What is asked
Work out how many lines have "eastern" in them. Give only that number.

Material to process
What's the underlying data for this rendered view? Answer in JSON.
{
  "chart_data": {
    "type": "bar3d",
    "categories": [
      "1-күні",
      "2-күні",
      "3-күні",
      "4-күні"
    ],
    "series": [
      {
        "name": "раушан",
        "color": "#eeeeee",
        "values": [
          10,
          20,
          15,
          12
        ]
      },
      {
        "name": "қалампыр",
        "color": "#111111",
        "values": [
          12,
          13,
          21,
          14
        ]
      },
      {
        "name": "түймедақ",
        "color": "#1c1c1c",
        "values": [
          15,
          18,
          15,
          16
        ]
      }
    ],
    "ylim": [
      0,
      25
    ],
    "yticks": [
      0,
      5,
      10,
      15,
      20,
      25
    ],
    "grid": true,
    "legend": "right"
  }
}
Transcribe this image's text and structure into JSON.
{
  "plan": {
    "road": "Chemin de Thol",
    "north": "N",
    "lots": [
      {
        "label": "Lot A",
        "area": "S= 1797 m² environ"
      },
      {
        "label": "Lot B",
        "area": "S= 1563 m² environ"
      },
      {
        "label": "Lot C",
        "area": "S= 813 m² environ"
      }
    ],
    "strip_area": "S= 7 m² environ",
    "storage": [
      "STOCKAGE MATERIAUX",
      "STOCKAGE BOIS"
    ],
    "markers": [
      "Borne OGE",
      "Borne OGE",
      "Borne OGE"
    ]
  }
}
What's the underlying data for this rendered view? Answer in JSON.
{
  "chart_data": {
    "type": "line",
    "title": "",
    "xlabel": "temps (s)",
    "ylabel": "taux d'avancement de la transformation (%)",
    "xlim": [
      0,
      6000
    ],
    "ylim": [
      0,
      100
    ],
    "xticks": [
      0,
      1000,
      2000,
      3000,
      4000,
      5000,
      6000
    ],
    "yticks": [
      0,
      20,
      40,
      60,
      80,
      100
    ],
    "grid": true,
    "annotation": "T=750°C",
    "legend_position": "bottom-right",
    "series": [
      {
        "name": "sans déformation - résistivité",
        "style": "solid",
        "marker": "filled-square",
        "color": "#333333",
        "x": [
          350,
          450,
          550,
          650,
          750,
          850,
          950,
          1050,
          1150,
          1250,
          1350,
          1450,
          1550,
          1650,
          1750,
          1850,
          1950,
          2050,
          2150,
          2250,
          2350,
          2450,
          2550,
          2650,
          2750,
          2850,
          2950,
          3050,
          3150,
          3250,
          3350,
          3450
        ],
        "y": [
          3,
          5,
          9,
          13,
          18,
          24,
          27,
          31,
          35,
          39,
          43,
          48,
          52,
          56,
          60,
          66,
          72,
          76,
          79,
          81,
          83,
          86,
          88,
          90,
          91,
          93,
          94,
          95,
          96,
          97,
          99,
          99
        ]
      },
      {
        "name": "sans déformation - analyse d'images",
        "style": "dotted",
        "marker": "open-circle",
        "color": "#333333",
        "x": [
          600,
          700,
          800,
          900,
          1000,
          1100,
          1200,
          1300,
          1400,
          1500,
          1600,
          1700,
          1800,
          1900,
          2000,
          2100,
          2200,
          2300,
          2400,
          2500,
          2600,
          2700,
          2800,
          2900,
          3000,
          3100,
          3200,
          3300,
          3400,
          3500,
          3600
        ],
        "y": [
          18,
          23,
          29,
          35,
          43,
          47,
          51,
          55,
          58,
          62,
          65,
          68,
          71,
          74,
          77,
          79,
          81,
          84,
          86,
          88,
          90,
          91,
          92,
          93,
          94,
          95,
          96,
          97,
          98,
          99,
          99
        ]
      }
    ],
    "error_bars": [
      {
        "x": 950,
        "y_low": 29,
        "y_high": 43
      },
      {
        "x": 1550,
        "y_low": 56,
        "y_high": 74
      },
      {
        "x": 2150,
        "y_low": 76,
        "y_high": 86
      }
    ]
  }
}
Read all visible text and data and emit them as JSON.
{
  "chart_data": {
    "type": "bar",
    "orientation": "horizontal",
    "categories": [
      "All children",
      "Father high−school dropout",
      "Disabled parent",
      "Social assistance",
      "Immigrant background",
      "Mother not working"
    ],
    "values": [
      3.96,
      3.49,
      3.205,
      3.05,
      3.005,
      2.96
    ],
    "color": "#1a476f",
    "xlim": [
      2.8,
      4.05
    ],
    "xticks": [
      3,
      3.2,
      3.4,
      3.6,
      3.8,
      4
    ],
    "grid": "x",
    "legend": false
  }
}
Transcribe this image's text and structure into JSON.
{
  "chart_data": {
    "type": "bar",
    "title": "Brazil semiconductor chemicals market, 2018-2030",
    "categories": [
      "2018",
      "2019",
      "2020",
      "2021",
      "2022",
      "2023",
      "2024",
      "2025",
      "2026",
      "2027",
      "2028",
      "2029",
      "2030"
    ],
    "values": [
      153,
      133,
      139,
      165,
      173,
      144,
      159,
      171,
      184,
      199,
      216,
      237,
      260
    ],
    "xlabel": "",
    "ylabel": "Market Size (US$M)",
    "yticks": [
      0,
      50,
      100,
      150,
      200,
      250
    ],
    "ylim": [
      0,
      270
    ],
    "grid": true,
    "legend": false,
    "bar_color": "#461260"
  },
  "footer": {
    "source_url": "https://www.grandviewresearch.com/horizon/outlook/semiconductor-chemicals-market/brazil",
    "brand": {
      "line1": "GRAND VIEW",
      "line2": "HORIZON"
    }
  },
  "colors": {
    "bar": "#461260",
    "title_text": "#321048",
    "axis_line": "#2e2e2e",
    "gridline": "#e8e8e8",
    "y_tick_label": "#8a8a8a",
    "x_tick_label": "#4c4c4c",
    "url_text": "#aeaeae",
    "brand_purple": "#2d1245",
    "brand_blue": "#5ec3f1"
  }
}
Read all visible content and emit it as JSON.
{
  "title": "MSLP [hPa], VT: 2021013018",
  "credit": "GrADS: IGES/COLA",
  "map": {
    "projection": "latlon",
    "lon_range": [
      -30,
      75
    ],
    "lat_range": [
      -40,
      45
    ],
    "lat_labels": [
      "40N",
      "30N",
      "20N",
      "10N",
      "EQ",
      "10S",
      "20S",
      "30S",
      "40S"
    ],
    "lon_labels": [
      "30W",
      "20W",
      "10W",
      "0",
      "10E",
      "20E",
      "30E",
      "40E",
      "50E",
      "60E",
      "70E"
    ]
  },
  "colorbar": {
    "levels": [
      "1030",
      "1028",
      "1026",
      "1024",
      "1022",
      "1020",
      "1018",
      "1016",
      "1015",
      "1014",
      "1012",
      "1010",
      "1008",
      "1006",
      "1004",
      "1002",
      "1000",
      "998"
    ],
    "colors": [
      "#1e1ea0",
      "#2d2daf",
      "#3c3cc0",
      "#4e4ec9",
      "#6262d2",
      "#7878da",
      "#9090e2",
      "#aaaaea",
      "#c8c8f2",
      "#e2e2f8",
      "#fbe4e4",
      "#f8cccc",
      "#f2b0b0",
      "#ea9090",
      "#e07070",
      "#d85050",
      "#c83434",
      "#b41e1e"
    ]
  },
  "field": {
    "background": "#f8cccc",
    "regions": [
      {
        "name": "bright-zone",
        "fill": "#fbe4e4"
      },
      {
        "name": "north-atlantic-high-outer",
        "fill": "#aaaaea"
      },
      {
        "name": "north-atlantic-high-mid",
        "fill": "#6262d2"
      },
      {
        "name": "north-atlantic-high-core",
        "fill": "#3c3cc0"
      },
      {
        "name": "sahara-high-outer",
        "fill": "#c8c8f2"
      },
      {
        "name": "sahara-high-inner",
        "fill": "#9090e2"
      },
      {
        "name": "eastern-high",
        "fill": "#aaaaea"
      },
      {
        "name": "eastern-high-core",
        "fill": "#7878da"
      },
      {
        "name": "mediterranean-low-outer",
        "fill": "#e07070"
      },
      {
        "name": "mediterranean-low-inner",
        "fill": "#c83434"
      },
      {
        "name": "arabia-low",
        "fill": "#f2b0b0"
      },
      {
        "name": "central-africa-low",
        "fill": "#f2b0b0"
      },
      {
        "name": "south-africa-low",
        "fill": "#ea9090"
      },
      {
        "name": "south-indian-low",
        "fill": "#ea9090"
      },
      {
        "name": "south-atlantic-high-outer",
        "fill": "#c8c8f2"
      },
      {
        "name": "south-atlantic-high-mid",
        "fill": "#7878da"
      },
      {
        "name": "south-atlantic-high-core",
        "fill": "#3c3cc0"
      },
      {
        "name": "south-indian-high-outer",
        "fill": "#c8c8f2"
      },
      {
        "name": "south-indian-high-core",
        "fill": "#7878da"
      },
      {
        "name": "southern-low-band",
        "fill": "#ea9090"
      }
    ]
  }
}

Solved exercise
2